Task to carry out
Count the lines in the records below that contain the string "title", and give only the number.

Entries from a dataset
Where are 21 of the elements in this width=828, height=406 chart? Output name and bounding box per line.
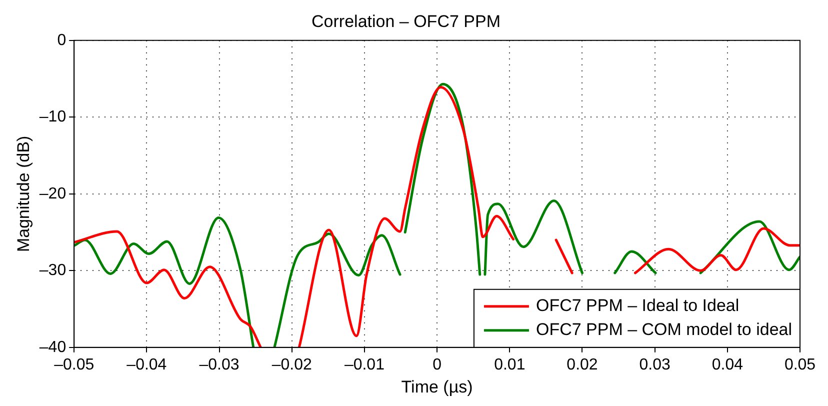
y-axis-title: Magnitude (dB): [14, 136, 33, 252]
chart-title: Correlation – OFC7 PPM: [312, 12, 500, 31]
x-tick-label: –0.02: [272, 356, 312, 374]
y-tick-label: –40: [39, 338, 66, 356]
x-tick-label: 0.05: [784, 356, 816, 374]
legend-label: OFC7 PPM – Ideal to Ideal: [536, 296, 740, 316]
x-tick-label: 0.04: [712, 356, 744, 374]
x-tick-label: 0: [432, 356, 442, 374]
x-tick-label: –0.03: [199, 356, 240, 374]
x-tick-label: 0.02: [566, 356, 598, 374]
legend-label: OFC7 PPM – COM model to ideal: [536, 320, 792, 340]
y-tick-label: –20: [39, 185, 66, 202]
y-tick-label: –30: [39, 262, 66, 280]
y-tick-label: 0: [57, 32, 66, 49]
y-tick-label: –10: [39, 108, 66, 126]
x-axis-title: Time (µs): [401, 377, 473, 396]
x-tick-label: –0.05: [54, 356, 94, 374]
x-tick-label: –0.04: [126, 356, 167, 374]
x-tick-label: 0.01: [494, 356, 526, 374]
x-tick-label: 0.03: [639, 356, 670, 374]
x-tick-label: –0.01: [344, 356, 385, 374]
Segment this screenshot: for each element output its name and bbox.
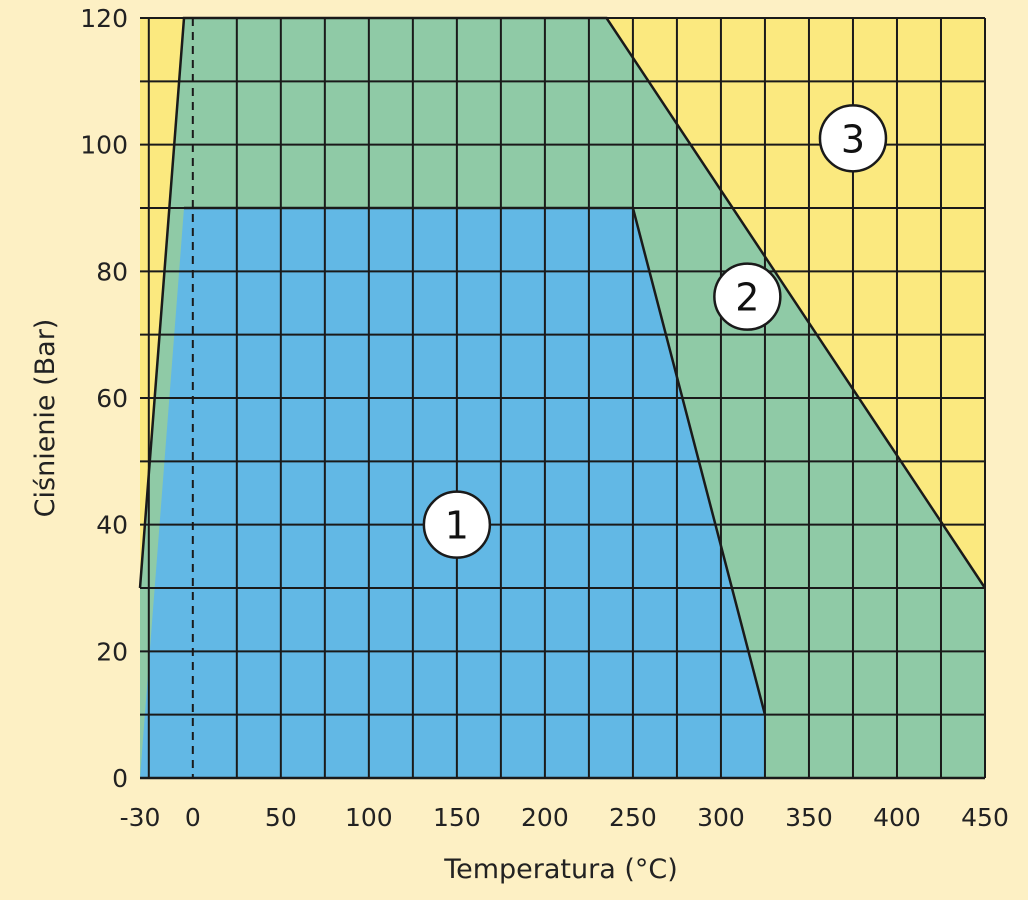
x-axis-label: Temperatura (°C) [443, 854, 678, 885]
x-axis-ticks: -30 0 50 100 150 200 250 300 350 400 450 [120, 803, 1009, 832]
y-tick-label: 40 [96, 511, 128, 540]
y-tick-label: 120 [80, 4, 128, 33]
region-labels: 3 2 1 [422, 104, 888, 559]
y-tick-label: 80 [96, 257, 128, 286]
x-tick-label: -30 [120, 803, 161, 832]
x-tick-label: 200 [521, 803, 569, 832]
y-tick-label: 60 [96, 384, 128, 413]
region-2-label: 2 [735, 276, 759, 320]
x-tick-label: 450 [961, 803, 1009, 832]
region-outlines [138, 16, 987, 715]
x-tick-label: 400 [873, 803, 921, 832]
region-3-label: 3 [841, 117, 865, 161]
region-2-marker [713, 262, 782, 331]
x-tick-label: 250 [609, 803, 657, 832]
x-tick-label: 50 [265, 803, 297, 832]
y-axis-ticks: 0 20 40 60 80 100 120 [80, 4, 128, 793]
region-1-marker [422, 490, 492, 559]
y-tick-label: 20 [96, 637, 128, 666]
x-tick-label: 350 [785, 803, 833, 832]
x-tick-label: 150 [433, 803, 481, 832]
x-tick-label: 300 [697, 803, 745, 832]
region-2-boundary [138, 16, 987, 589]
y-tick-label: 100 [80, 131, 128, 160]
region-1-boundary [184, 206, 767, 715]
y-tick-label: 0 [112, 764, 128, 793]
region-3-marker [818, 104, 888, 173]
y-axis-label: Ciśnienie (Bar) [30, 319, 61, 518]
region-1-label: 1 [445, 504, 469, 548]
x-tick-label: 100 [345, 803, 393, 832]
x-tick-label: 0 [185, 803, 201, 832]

Complete output
3